== STORED RECORDS ==

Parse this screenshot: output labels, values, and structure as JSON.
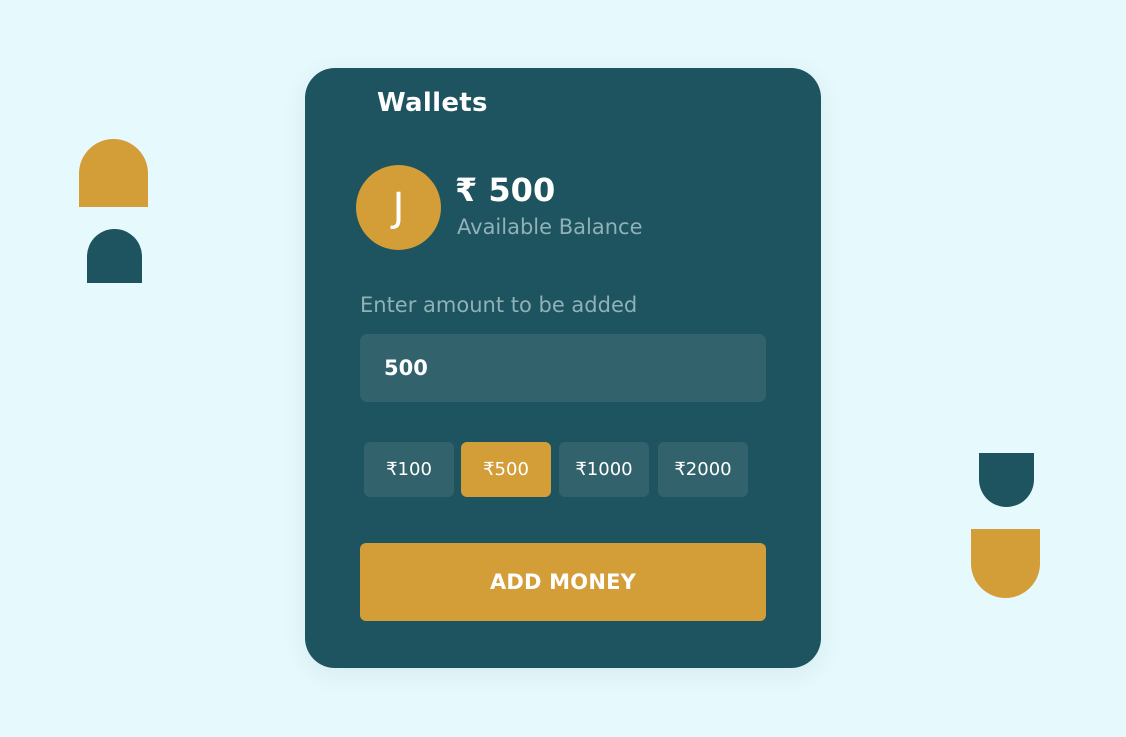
{
  "wallet": {
    "title": "Wallets",
    "avatar_initial": "J",
    "balance": "₹ 500",
    "balance_label": "Available Balance",
    "amount_label": "Enter amount to be added",
    "amount_value": "500",
    "presets": [
      {
        "label": "₹100",
        "selected": false
      },
      {
        "label": "₹500",
        "selected": true
      },
      {
        "label": "₹1000",
        "selected": false
      },
      {
        "label": "₹2000",
        "selected": false
      }
    ],
    "add_button_label": "ADD MONEY"
  },
  "colors": {
    "page_background": "#e6f9fd",
    "card_background": "#1d545f",
    "accent": "#d39d38",
    "input_background": "#32636d",
    "muted_text": "#8fb1b7",
    "text": "#ffffff"
  }
}
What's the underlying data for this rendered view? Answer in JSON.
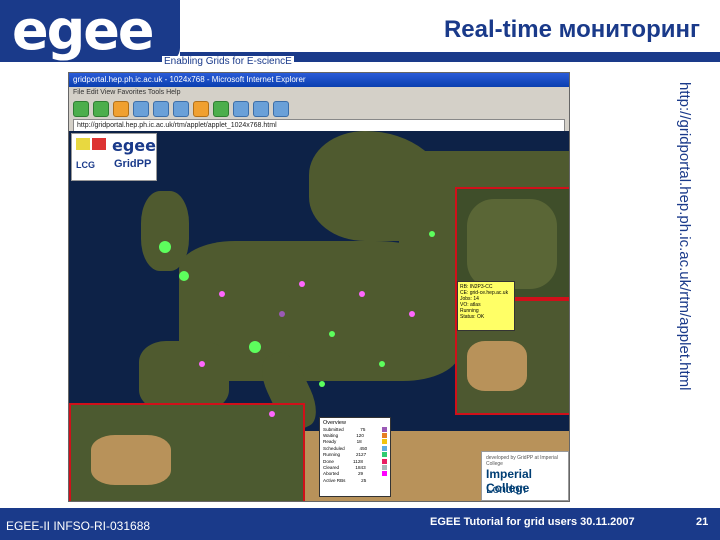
{
  "slide": {
    "logo": "egee",
    "tagline": "Enabling Grids for E-sciencE",
    "title": "Real-time мониторинг",
    "url": "http://gridportal.hep.ph.ic.ac.uk/rtm/applet.html",
    "footer_left": "EGEE-II INFSO-RI-031688",
    "footer_right": "EGEE Tutorial for grid users   30.11.2007",
    "page_number": "21"
  },
  "browser": {
    "window_title": "gridportal.hep.ph.ic.ac.uk - 1024x768 - Microsoft Internet Explorer",
    "menu": "File  Edit  View  Favorites  Tools  Help",
    "address": "http://gridportal.hep.ph.ic.ac.uk/rtm/applet/applet_1024x768.html",
    "toolbar_icons": [
      "back-icon",
      "forward-icon",
      "stop-icon",
      "refresh-icon",
      "home-icon",
      "search-icon",
      "favorites-icon",
      "media-icon",
      "history-icon",
      "mail-icon",
      "print-icon"
    ]
  },
  "map": {
    "logos": {
      "lcg": "LCG",
      "egee": "egee",
      "gridpp": "GridPP"
    },
    "popup_lines": [
      "RB: IN2P3-CC",
      "CE: grid-ce.hep.ac.uk",
      "Jobs: 14",
      "VO: atlas",
      "Running",
      "Status: OK"
    ],
    "legend": {
      "title": "Overview",
      "rows": [
        {
          "label": "Submitted",
          "value": "75",
          "color": "#9b59b6"
        },
        {
          "label": "Waiting",
          "value": "120",
          "color": "#e67e22"
        },
        {
          "label": "Ready",
          "value": "18",
          "color": "#f1c40f"
        },
        {
          "label": "Scheduled",
          "value": "450",
          "color": "#5dade2"
        },
        {
          "label": "Running",
          "value": "2127",
          "color": "#2ecc71"
        },
        {
          "label": "Done",
          "value": "1128",
          "color": "#e91e63"
        },
        {
          "label": "Cleared",
          "value": "1843",
          "color": "#aab7b8"
        },
        {
          "label": "Aborted",
          "value": "29",
          "color": "#ff00ff"
        },
        {
          "label": "Active RBs",
          "value": "25",
          "color": "#ffffff"
        }
      ]
    },
    "credit": "developed by GridPP at Imperial College",
    "imperial_name": "Imperial College",
    "imperial_city": "London"
  },
  "colors": {
    "brand": "#1a3a8a",
    "highlight": "#d0101a"
  }
}
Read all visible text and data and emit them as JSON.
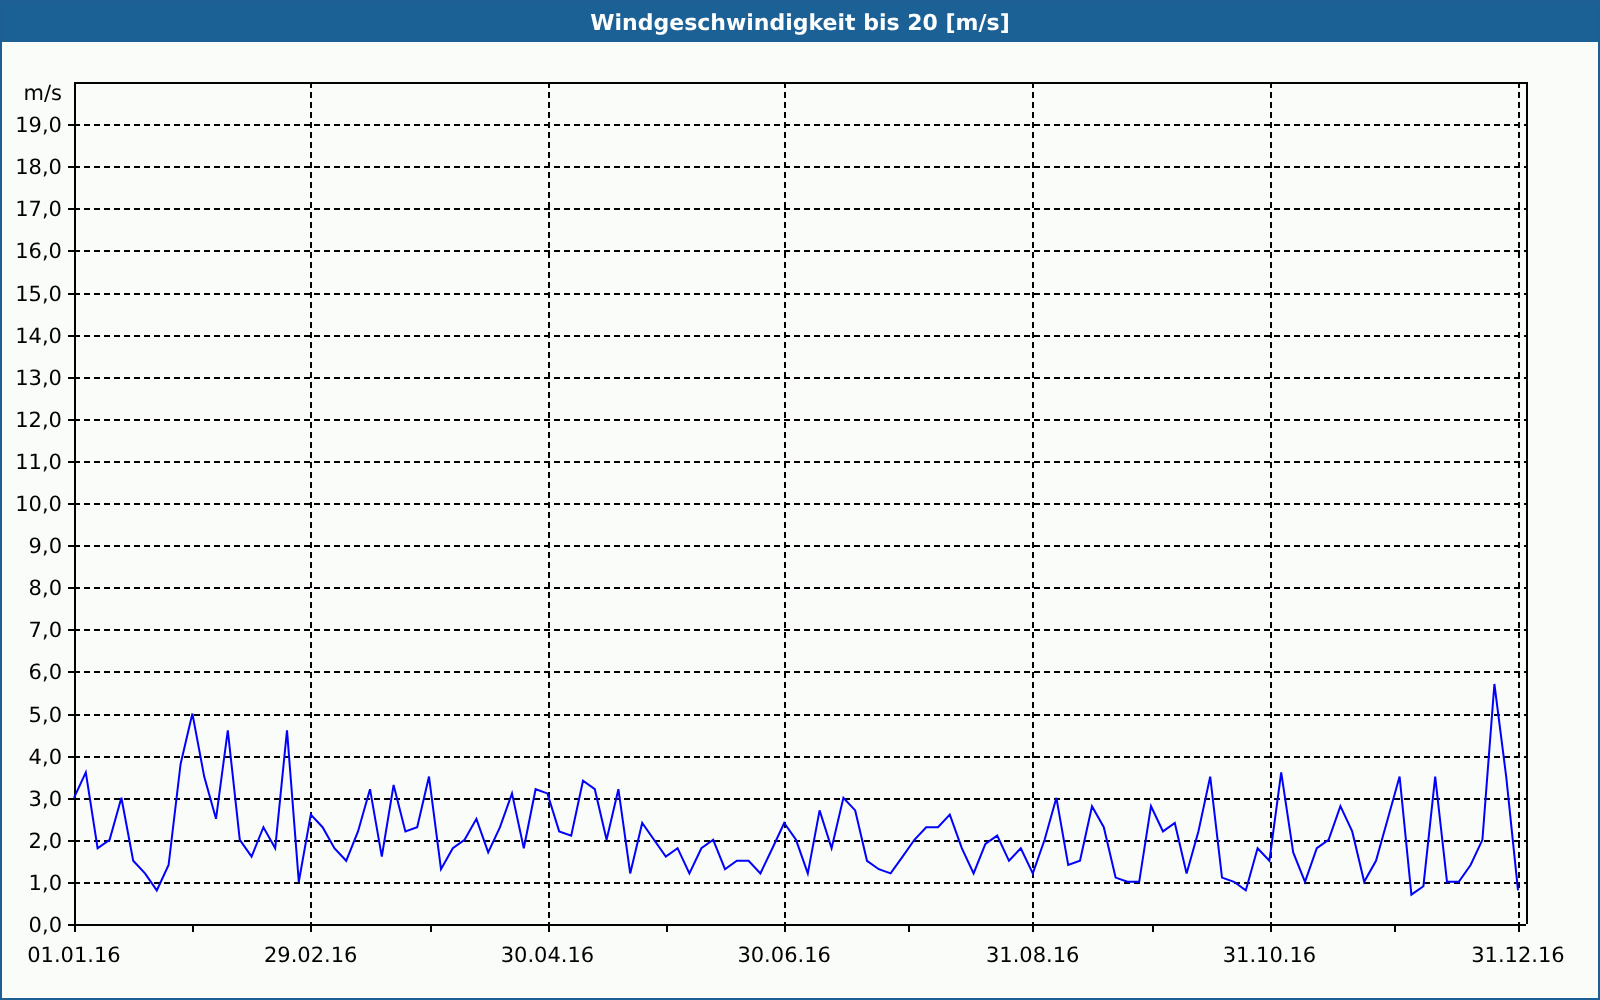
{
  "window": {
    "title": "Windgeschwindigkeit bis 20 [m/s]"
  },
  "chart": {
    "chart_data": {
      "type": "line",
      "grid": true,
      "ylabel": "m/s",
      "ylim": [
        0,
        20
      ],
      "categories": [
        "01.01.16",
        null,
        null,
        null,
        null,
        null,
        null,
        null,
        null,
        null,
        null,
        null,
        null,
        null,
        null,
        null,
        null,
        null,
        null,
        null,
        "29.02.16",
        null,
        null,
        null,
        null,
        null,
        null,
        null,
        null,
        null,
        null,
        null,
        null,
        null,
        null,
        null,
        null,
        null,
        null,
        null,
        "30.04.16",
        null,
        null,
        null,
        null,
        null,
        null,
        null,
        null,
        null,
        null,
        null,
        null,
        null,
        null,
        null,
        null,
        null,
        null,
        null,
        "30.06.16",
        null,
        null,
        null,
        null,
        null,
        null,
        null,
        null,
        null,
        null,
        null,
        null,
        null,
        null,
        null,
        null,
        null,
        null,
        null,
        null,
        "31.08.16",
        null,
        null,
        null,
        null,
        null,
        null,
        null,
        null,
        null,
        null,
        null,
        null,
        null,
        null,
        null,
        null,
        null,
        null,
        null,
        "31.10.16",
        null,
        null,
        null,
        null,
        null,
        null,
        null,
        null,
        null,
        null,
        null,
        null,
        null,
        null,
        null,
        null,
        null,
        null,
        null,
        null,
        "31.12.16"
      ],
      "series": [
        {
          "color": "#0000ff",
          "values": [
            3.0,
            3.6,
            1.8,
            2.0,
            3.0,
            1.5,
            1.2,
            0.8,
            1.4,
            3.8,
            5.0,
            3.5,
            2.5,
            4.6,
            2.0,
            1.6,
            2.3,
            1.8,
            4.6,
            1.0,
            2.6,
            2.3,
            1.8,
            1.5,
            2.2,
            3.2,
            1.6,
            3.3,
            2.2,
            2.3,
            3.5,
            1.3,
            1.8,
            2.0,
            2.5,
            1.7,
            2.3,
            3.1,
            1.8,
            3.2,
            3.1,
            2.2,
            2.1,
            3.4,
            3.2,
            2.0,
            3.2,
            1.2,
            2.4,
            2.0,
            1.6,
            1.8,
            1.2,
            1.8,
            2.0,
            1.3,
            1.5,
            1.5,
            1.2,
            1.8,
            2.4,
            2.0,
            1.2,
            2.7,
            1.8,
            3.0,
            2.7,
            1.5,
            1.3,
            1.2,
            1.6,
            2.0,
            2.3,
            2.3,
            2.6,
            1.8,
            1.2,
            1.9,
            2.1,
            1.5,
            1.8,
            1.2,
            2.0,
            3.0,
            1.4,
            1.5,
            2.8,
            2.3,
            1.1,
            1.0,
            1.0,
            2.8,
            2.2,
            2.4,
            1.2,
            2.2,
            3.5,
            1.1,
            1.0,
            0.8,
            1.8,
            1.5,
            3.6,
            1.7,
            1.0,
            1.8,
            2.0,
            2.8,
            2.2,
            1.0,
            1.5,
            2.5,
            3.5,
            0.7,
            0.9,
            3.5,
            1.0,
            1.0,
            1.4,
            2.0,
            5.7,
            3.5,
            0.8
          ]
        }
      ],
      "yticks": [
        {
          "value": 0,
          "label": "0,0"
        },
        {
          "value": 1,
          "label": "1,0"
        },
        {
          "value": 2,
          "label": "2,0"
        },
        {
          "value": 3,
          "label": "3,0"
        },
        {
          "value": 4,
          "label": "4,0"
        },
        {
          "value": 5,
          "label": "5,0"
        },
        {
          "value": 6,
          "label": "6,0"
        },
        {
          "value": 7,
          "label": "7,0"
        },
        {
          "value": 8,
          "label": "8,0"
        },
        {
          "value": 9,
          "label": "9,0"
        },
        {
          "value": 10,
          "label": "10,0"
        },
        {
          "value": 11,
          "label": "11,0"
        },
        {
          "value": 12,
          "label": "12,0"
        },
        {
          "value": 13,
          "label": "13,0"
        },
        {
          "value": 14,
          "label": "14,0"
        },
        {
          "value": 15,
          "label": "15,0"
        },
        {
          "value": 16,
          "label": "16,0"
        },
        {
          "value": 17,
          "label": "17,0"
        },
        {
          "value": 18,
          "label": "18,0"
        },
        {
          "value": 19,
          "label": "19,0"
        }
      ]
    }
  }
}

== PROBLEM REQUIREMENTS ==
Repeat the data exactly in full, omitting its pictures.

== EXERCISE RESPONSE ==
Parse this screenshot: output labels, values, and structure as JSON.
{
  "wallet": {
    "title": "Wallets",
    "avatar_initial": "J",
    "balance": "₹ 500",
    "balance_label": "Available Balance",
    "amount_label": "Enter amount to be added",
    "amount_value": "500",
    "presets": [
      {
        "label": "₹100",
        "selected": false
      },
      {
        "label": "₹500",
        "selected": true
      },
      {
        "label": "₹1000",
        "selected": false
      },
      {
        "label": "₹2000",
        "selected": false
      }
    ],
    "add_button_label": "ADD MONEY"
  },
  "colors": {
    "page_background": "#e6f9fd",
    "card_background": "#1d545f",
    "accent": "#d39d38",
    "input_background": "#32636d",
    "muted_text": "#8fb1b7",
    "text": "#ffffff"
  }
}
What's the underlying data for this rendered view? Answer in JSON.
{
  "slide": {
    "logo": "egee",
    "tagline": "Enabling Grids for E-sciencE",
    "title": "Real-time мониторинг",
    "url": "http://gridportal.hep.ph.ic.ac.uk/rtm/applet.html",
    "footer_left": "EGEE-II INFSO-RI-031688",
    "footer_right": "EGEE Tutorial for grid users   30.11.2007",
    "page_number": "21"
  },
  "browser": {
    "window_title": "gridportal.hep.ph.ic.ac.uk - 1024x768 - Microsoft Internet Explorer",
    "menu": "File  Edit  View  Favorites  Tools  Help",
    "address": "http://gridportal.hep.ph.ic.ac.uk/rtm/applet/applet_1024x768.html",
    "toolbar_icons": [
      "back-icon",
      "forward-icon",
      "stop-icon",
      "refresh-icon",
      "home-icon",
      "search-icon",
      "favorites-icon",
      "media-icon",
      "history-icon",
      "mail-icon",
      "print-icon"
    ]
  },
  "map": {
    "logos": {
      "lcg": "LCG",
      "egee": "egee",
      "gridpp": "GridPP"
    },
    "popup_lines": [
      "RB: IN2P3-CC",
      "CE: grid-ce.hep.ac.uk",
      "Jobs: 14",
      "VO: atlas",
      "Running",
      "Status: OK"
    ],
    "legend": {
      "title": "Overview",
      "rows": [
        {
          "label": "Submitted",
          "value": "75",
          "color": "#9b59b6"
        },
        {
          "label": "Waiting",
          "value": "120",
          "color": "#e67e22"
        },
        {
          "label": "Ready",
          "value": "18",
          "color": "#f1c40f"
        },
        {
          "label": "Scheduled",
          "value": "450",
          "color": "#5dade2"
        },
        {
          "label": "Running",
          "value": "2127",
          "color": "#2ecc71"
        },
        {
          "label": "Done",
          "value": "1128",
          "color": "#e91e63"
        },
        {
          "label": "Cleared",
          "value": "1843",
          "color": "#aab7b8"
        },
        {
          "label": "Aborted",
          "value": "29",
          "color": "#ff00ff"
        },
        {
          "label": "Active RBs",
          "value": "25",
          "color": "#ffffff"
        }
      ]
    },
    "credit": "developed by GridPP at Imperial College",
    "imperial_name": "Imperial College",
    "imperial_city": "London"
  },
  "colors": {
    "brand": "#1a3a8a",
    "highlight": "#d0101a"
  }
}
Read all visible text and data and emit them as JSON.
{
  "window": {
    "title": "Windgeschwindigkeit bis 20 [m/s]"
  },
  "chart": {
    "chart_data": {
      "type": "line",
      "grid": true,
      "ylabel": "m/s",
      "ylim": [
        0,
        20
      ],
      "categories": [
        "01.01.16",
        null,
        null,
        null,
        null,
        null,
        null,
        null,
        null,
        null,
        null,
        null,
        null,
        null,
        null,
        null,
        null,
        null,
        null,
        null,
        "29.02.16",
        null,
        null,
        null,
        null,
        null,
        null,
        null,
        null,
        null,
        null,
        null,
        null,
        null,
        null,
        null,
        null,
        null,
        null,
        null,
        "30.04.16",
        null,
        null,
        null,
        null,
        null,
        null,
        null,
        null,
        null,
        null,
        null,
        null,
        null,
        null,
        null,
        null,
        null,
        null,
        null,
        "30.06.16",
        null,
        null,
        null,
        null,
        null,
        null,
        null,
        null,
        null,
        null,
        null,
        null,
        null,
        null,
        null,
        null,
        null,
        null,
        null,
        null,
        "31.08.16",
        null,
        null,
        null,
        null,
        null,
        null,
        null,
        null,
        null,
        null,
        null,
        null,
        null,
        null,
        null,
        null,
        null,
        null,
        null,
        "31.10.16",
        null,
        null,
        null,
        null,
        null,
        null,
        null,
        null,
        null,
        null,
        null,
        null,
        null,
        null,
        null,
        null,
        null,
        null,
        null,
        null,
        "31.12.16"
      ],
      "series": [
        {
          "color": "#0000ff",
          "values": [
            3.0,
            3.6,
            1.8,
            2.0,
            3.0,
            1.5,
            1.2,
            0.8,
            1.4,
            3.8,
            5.0,
            3.5,
            2.5,
            4.6,
            2.0,
            1.6,
            2.3,
            1.8,
            4.6,
            1.0,
            2.6,
            2.3,
            1.8,
            1.5,
            2.2,
            3.2,
            1.6,
            3.3,
            2.2,
            2.3,
            3.5,
            1.3,
            1.8,
            2.0,
            2.5,
            1.7,
            2.3,
            3.1,
            1.8,
            3.2,
            3.1,
            2.2,
            2.1,
            3.4,
            3.2,
            2.0,
            3.2,
            1.2,
            2.4,
            2.0,
            1.6,
            1.8,
            1.2,
            1.8,
            2.0,
            1.3,
            1.5,
            1.5,
            1.2,
            1.8,
            2.4,
            2.0,
            1.2,
            2.7,
            1.8,
            3.0,
            2.7,
            1.5,
            1.3,
            1.2,
            1.6,
            2.0,
            2.3,
            2.3,
            2.6,
            1.8,
            1.2,
            1.9,
            2.1,
            1.5,
            1.8,
            1.2,
            2.0,
            3.0,
            1.4,
            1.5,
            2.8,
            2.3,
            1.1,
            1.0,
            1.0,
            2.8,
            2.2,
            2.4,
            1.2,
            2.2,
            3.5,
            1.1,
            1.0,
            0.8,
            1.8,
            1.5,
            3.6,
            1.7,
            1.0,
            1.8,
            2.0,
            2.8,
            2.2,
            1.0,
            1.5,
            2.5,
            3.5,
            0.7,
            0.9,
            3.5,
            1.0,
            1.0,
            1.4,
            2.0,
            5.7,
            3.5,
            0.8
          ]
        }
      ],
      "yticks": [
        {
          "value": 0,
          "label": "0,0"
        },
        {
          "value": 1,
          "label": "1,0"
        },
        {
          "value": 2,
          "label": "2,0"
        },
        {
          "value": 3,
          "label": "3,0"
        },
        {
          "value": 4,
          "label": "4,0"
        },
        {
          "value": 5,
          "label": "5,0"
        },
        {
          "value": 6,
          "label": "6,0"
        },
        {
          "value": 7,
          "label": "7,0"
        },
        {
          "value": 8,
          "label": "8,0"
        },
        {
          "value": 9,
          "label": "9,0"
        },
        {
          "value": 10,
          "label": "10,0"
        },
        {
          "value": 11,
          "label": "11,0"
        },
        {
          "value": 12,
          "label": "12,0"
        },
        {
          "value": 13,
          "label": "13,0"
        },
        {
          "value": 14,
          "label": "14,0"
        },
        {
          "value": 15,
          "label": "15,0"
        },
        {
          "value": 16,
          "label": "16,0"
        },
        {
          "value": 17,
          "label": "17,0"
        },
        {
          "value": 18,
          "label": "18,0"
        },
        {
          "value": 19,
          "label": "19,0"
        }
      ]
    }
  }
}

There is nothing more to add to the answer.